* SET TASK: Rewrite the records from the line with "Find all labels, buttons, inputs, and" to the line with "clear-filter-button[interactable]: [338, 577, 364, 603]", renaming "OKRs" to "Goals" and keeping everything else the same. Give only those lines.

═══ EXTRACTED INFORMATION

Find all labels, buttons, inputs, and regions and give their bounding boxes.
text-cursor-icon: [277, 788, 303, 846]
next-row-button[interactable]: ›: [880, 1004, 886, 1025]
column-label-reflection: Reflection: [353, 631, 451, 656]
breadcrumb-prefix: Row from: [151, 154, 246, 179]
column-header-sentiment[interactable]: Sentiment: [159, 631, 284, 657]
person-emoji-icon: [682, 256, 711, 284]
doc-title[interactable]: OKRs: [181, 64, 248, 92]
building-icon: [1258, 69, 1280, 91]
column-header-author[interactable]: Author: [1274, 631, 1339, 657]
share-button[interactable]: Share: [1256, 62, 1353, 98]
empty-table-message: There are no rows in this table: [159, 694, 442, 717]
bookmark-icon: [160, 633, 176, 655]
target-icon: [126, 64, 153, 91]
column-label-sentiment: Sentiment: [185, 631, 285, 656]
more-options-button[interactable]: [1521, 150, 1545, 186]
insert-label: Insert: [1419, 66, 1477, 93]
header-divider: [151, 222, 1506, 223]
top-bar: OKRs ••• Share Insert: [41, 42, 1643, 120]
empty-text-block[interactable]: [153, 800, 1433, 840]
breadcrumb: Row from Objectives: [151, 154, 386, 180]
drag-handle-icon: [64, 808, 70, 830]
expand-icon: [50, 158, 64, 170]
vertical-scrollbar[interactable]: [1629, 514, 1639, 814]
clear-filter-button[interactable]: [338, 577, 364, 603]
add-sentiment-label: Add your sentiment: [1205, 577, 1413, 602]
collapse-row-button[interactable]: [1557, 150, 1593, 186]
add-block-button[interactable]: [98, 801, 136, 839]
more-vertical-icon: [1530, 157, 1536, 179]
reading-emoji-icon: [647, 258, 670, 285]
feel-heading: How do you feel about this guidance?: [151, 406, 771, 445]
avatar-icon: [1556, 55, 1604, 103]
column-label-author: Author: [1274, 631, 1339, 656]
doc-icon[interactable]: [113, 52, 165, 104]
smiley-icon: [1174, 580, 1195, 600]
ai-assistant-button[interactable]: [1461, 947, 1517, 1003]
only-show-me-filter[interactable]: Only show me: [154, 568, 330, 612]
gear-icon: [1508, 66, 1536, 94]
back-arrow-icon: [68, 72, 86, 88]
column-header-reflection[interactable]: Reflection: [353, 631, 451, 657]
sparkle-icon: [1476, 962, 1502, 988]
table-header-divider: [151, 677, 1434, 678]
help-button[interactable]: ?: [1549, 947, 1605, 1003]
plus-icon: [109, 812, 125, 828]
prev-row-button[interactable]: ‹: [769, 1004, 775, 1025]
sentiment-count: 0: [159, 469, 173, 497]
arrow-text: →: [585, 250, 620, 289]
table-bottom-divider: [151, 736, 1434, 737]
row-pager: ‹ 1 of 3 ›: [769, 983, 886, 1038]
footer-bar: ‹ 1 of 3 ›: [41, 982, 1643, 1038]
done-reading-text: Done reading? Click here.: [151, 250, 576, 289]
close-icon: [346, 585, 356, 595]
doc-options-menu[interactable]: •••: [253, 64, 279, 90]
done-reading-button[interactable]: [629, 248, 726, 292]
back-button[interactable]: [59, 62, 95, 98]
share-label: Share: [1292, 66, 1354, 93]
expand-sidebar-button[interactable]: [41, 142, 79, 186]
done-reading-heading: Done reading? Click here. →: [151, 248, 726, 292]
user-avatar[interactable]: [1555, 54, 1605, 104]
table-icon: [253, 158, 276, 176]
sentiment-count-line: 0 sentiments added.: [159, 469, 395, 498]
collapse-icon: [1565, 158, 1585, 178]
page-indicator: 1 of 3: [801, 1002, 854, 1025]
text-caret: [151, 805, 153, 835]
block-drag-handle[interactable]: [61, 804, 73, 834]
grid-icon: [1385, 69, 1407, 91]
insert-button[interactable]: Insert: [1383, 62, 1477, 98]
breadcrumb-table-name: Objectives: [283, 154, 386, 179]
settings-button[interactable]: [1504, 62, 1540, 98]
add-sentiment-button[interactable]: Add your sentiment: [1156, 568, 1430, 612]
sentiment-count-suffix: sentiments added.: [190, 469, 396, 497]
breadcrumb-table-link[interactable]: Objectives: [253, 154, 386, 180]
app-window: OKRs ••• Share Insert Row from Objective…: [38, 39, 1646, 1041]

══════
═══ EXTRACTED INFORMATION

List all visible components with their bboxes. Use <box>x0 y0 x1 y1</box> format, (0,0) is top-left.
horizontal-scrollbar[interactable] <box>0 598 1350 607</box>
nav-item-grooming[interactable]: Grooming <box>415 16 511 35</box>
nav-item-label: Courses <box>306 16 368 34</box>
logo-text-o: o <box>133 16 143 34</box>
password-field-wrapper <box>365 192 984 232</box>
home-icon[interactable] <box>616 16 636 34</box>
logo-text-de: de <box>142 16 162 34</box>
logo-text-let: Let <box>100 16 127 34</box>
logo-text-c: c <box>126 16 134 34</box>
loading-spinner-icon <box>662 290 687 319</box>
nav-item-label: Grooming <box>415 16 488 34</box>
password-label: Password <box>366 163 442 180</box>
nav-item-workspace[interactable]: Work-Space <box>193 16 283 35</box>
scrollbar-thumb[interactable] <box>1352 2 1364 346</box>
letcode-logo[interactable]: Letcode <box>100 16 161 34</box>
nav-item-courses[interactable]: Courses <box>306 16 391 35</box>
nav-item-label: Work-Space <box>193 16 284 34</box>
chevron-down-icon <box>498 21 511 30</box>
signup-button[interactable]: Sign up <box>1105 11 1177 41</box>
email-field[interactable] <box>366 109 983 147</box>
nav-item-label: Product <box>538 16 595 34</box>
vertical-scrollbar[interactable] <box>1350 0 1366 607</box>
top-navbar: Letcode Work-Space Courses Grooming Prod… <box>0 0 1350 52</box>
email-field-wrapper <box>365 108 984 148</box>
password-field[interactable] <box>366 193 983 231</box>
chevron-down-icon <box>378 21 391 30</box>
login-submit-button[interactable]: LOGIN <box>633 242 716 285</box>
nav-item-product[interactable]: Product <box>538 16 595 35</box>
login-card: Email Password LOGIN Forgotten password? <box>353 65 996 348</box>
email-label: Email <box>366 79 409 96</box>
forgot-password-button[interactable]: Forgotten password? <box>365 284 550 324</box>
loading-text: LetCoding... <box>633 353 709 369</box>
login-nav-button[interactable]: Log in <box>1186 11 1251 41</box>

══════

* WRITTEN REPLY:
Find all labels, buttons, inputs, and regions and give their bounding boxes.
text-cursor-icon: [277, 788, 303, 846]
next-row-button[interactable]: ›: [880, 1004, 886, 1025]
column-label-reflection: Reflection: [353, 631, 451, 656]
breadcrumb-prefix: Row from: [151, 154, 246, 179]
column-header-sentiment[interactable]: Sentiment: [159, 631, 284, 657]
person-emoji-icon: [682, 256, 711, 284]
doc-title[interactable]: Goals: [181, 64, 248, 92]
building-icon: [1258, 69, 1280, 91]
column-header-author[interactable]: Author: [1274, 631, 1339, 657]
share-button[interactable]: Share: [1256, 62, 1353, 98]
empty-table-message: There are no rows in this table: [159, 694, 442, 717]
bookmark-icon: [160, 633, 176, 655]
target-icon: [126, 64, 153, 91]
column-label-sentiment: Sentiment: [185, 631, 285, 656]
more-options-button[interactable]: [1521, 150, 1545, 186]
insert-label: Insert: [1419, 66, 1477, 93]
header-divider: [151, 222, 1506, 223]
top-bar: Goals ••• Share Insert: [41, 42, 1643, 120]
empty-text-block[interactable]: [153, 800, 1433, 840]
breadcrumb: Row from Objectives: [151, 154, 386, 180]
drag-handle-icon: [64, 808, 70, 830]
expand-icon: [50, 158, 64, 170]
vertical-scrollbar[interactable]: [1629, 514, 1639, 814]
clear-filter-button[interactable]: [338, 577, 364, 603]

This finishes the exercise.